Written task:
From the listing below, pick out each line with the word "number".

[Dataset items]
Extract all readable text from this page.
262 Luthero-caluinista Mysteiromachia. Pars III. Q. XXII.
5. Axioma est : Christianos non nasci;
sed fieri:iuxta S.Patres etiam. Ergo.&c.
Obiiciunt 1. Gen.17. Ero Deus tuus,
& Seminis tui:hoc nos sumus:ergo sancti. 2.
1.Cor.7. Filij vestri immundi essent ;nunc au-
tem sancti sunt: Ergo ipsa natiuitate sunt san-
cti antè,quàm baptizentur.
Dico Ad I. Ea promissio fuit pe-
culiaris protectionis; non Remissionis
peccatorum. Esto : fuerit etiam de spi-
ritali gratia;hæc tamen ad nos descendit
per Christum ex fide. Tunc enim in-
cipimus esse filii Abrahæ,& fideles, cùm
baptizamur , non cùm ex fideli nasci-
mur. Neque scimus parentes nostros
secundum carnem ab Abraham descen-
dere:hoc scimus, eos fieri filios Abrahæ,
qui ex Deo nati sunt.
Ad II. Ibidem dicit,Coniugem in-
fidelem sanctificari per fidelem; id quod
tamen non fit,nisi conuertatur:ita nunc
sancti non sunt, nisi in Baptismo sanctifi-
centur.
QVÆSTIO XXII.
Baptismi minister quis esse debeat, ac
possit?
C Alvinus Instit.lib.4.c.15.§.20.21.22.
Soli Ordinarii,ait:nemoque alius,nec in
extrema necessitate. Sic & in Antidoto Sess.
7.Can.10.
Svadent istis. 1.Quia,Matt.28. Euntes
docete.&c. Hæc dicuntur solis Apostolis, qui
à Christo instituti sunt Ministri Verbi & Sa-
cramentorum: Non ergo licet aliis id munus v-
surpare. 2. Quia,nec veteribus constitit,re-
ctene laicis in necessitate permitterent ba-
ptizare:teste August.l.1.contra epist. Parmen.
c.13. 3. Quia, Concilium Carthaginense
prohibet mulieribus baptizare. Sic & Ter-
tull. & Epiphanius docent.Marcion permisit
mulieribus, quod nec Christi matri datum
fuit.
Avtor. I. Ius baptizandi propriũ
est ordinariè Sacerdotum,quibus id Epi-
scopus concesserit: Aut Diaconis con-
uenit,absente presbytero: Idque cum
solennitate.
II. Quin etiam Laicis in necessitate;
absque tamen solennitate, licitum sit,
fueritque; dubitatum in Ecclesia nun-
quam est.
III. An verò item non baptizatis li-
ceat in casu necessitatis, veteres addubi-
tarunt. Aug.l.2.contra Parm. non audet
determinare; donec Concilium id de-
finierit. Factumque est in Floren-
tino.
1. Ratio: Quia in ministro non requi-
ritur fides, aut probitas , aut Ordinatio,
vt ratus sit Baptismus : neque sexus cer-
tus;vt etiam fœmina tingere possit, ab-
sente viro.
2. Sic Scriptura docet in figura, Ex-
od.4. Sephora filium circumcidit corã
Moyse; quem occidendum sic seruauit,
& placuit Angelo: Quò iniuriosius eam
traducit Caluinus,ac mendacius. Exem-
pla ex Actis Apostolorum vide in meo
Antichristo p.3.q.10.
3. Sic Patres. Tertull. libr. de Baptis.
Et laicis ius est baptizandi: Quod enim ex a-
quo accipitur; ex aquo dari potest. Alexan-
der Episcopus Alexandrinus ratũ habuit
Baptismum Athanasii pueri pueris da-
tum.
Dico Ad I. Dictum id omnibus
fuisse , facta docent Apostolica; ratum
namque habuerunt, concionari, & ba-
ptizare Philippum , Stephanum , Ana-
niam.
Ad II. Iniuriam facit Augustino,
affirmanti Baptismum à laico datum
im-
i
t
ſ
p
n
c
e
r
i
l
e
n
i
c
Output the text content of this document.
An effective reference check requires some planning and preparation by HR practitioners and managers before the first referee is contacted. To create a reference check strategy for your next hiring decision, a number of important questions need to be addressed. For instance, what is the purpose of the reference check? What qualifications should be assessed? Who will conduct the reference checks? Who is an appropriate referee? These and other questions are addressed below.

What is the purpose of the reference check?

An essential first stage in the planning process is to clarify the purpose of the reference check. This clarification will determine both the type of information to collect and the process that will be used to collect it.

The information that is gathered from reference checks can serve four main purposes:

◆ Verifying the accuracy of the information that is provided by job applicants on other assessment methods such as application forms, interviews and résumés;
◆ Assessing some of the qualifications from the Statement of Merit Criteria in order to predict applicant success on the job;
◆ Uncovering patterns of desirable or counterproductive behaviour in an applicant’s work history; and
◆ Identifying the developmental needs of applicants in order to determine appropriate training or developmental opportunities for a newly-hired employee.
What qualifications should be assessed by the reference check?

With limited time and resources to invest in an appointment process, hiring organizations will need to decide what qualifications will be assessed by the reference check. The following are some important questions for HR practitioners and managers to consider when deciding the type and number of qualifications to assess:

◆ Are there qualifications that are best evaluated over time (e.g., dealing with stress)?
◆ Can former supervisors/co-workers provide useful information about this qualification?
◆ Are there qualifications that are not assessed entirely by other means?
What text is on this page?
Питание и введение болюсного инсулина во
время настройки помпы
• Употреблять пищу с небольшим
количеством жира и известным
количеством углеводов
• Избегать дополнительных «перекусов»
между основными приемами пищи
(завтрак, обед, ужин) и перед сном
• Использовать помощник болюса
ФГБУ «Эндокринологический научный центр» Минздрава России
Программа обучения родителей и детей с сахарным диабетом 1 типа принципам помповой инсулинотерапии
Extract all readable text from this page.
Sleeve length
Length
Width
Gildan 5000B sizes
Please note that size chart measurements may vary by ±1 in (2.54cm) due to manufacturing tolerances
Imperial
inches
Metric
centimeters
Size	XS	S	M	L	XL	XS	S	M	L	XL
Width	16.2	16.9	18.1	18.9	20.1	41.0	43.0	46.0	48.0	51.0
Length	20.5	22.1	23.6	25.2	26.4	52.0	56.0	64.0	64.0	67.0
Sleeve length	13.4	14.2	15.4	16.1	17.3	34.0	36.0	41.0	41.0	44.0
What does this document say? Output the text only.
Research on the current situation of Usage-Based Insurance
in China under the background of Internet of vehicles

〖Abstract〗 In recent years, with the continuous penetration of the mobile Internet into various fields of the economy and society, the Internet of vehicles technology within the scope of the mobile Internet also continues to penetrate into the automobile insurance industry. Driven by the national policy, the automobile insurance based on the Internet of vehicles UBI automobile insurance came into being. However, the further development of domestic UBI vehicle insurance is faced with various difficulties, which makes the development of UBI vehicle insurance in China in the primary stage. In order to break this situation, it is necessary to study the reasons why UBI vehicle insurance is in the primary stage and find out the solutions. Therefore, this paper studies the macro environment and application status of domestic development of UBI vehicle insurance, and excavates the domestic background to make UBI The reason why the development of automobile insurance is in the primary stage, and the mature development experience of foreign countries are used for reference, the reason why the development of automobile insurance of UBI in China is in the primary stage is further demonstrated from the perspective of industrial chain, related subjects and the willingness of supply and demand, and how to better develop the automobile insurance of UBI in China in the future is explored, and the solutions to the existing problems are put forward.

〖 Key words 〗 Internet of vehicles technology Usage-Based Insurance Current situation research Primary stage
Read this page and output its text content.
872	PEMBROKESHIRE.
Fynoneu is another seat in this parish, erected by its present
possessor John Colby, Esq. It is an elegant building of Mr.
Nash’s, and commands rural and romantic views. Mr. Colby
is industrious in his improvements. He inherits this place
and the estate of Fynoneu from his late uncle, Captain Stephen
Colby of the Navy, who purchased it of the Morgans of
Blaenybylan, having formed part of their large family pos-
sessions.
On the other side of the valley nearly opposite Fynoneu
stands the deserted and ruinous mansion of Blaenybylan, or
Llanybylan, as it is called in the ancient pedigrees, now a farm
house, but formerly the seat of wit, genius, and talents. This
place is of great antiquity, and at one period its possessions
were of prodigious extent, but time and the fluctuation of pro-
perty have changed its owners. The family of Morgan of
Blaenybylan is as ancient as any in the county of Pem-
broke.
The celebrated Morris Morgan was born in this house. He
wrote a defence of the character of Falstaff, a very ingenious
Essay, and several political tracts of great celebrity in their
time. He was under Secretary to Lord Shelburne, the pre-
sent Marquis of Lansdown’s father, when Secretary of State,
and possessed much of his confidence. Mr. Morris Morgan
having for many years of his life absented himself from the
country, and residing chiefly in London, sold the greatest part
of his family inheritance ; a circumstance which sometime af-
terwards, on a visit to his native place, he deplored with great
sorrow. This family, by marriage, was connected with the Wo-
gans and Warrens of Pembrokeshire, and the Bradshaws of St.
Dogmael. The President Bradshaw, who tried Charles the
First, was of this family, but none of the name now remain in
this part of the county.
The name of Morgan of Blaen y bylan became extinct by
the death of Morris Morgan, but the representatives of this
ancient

Right answer:
An effective reference check requires some planning and preparation by HR practitioners and managers before the first referee is contacted. To create a reference check strategy for your next hiring decision, a number of important questions need to be addressed. For instance, what is the purpose of the reference check? What qualifications should be assessed? Who will conduct the reference checks? Who is an appropriate referee? These and other questions are addressed below.
With limited time and resources to invest in an appointment process, hiring organizations will need to decide what qualifications will be assessed by the reference check. The following are some important questions for HR practitioners and managers to consider when deciding the type and number of qualifications to assess:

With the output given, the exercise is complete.